### Goal
Sort through the data and copy the lines holding the word "this".

### Record set
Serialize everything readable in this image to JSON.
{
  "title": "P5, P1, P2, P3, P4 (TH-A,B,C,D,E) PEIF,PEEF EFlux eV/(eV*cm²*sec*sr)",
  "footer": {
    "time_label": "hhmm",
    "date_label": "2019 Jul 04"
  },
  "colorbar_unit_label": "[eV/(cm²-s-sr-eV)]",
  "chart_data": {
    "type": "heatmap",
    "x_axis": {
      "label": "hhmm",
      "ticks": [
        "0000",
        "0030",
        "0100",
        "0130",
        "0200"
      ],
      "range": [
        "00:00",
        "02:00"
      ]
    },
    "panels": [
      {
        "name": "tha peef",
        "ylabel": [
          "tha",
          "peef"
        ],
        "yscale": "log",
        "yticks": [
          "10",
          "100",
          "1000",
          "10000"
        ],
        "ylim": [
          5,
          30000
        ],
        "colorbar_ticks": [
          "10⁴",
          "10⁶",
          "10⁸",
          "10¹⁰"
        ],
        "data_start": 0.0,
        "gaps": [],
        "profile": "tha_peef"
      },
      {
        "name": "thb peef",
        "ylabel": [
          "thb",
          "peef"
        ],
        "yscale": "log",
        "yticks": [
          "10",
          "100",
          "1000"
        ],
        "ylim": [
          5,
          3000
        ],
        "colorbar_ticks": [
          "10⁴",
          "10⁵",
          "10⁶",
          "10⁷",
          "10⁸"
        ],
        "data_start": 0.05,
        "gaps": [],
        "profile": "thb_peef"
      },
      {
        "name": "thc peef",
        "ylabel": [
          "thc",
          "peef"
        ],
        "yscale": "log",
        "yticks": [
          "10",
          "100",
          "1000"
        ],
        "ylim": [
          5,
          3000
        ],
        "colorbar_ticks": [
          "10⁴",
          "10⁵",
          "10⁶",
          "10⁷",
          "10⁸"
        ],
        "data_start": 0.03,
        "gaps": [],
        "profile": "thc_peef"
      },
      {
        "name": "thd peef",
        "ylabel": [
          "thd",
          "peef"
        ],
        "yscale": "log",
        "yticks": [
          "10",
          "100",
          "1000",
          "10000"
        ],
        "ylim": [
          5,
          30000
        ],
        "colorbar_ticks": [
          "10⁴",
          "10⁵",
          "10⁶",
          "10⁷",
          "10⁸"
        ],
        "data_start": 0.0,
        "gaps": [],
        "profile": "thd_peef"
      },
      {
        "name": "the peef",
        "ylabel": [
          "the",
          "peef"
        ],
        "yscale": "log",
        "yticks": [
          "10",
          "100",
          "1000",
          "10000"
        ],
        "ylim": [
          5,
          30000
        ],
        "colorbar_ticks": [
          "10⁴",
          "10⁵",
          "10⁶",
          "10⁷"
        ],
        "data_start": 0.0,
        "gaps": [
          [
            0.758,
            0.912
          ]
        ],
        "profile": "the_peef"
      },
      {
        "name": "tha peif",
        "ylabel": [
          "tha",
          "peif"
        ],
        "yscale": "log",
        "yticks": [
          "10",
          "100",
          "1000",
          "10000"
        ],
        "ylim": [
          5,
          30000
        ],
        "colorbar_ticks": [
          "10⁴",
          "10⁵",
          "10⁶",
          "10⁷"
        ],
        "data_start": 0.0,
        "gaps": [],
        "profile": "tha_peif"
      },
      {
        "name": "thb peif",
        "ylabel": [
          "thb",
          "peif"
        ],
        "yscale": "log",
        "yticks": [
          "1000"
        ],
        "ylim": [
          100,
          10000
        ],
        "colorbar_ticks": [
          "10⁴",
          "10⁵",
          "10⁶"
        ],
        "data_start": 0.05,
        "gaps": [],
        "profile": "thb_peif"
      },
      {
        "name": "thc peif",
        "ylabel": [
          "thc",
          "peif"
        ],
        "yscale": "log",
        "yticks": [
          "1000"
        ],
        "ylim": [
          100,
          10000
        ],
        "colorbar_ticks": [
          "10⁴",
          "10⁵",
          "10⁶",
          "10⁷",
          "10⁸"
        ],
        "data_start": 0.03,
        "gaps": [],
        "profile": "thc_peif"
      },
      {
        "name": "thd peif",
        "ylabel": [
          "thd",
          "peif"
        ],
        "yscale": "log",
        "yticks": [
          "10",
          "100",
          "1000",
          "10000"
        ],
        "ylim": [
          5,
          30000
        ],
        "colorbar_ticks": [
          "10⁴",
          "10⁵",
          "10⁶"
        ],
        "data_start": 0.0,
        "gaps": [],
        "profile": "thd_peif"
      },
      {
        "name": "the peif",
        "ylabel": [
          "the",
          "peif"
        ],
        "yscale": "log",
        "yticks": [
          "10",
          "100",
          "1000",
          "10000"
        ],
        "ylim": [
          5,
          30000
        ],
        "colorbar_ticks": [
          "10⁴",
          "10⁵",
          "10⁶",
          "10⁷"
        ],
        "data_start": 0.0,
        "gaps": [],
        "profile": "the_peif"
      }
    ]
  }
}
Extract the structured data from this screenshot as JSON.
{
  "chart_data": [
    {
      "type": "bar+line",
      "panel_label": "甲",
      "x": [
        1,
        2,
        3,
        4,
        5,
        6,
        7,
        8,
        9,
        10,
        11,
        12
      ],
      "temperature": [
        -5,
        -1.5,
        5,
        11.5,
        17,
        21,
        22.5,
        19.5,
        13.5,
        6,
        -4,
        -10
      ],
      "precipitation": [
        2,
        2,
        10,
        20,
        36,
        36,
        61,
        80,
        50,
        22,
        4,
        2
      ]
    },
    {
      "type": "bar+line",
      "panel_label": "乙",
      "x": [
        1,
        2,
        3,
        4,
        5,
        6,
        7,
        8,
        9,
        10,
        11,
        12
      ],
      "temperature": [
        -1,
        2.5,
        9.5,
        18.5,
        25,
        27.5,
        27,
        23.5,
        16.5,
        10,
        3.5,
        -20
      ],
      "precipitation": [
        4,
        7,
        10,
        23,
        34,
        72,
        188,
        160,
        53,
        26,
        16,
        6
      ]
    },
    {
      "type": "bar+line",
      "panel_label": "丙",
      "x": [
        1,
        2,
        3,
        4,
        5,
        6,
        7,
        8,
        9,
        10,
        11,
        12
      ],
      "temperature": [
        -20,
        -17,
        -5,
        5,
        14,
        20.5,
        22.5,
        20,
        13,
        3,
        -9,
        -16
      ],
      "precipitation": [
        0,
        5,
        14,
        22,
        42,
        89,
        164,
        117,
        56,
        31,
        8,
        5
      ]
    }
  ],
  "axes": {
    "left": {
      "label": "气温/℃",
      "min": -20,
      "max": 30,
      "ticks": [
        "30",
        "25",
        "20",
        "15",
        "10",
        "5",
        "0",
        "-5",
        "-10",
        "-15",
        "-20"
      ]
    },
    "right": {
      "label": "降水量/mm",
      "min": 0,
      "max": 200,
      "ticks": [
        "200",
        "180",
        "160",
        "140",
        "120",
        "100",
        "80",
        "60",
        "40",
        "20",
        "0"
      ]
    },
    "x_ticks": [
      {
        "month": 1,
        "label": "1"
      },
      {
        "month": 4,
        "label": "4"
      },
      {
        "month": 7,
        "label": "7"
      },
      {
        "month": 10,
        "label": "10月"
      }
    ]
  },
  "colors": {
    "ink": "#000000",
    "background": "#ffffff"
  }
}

### Output below
Serialize everything readable in this image to JSON.
Extract the structured data from this screenshot as JSON.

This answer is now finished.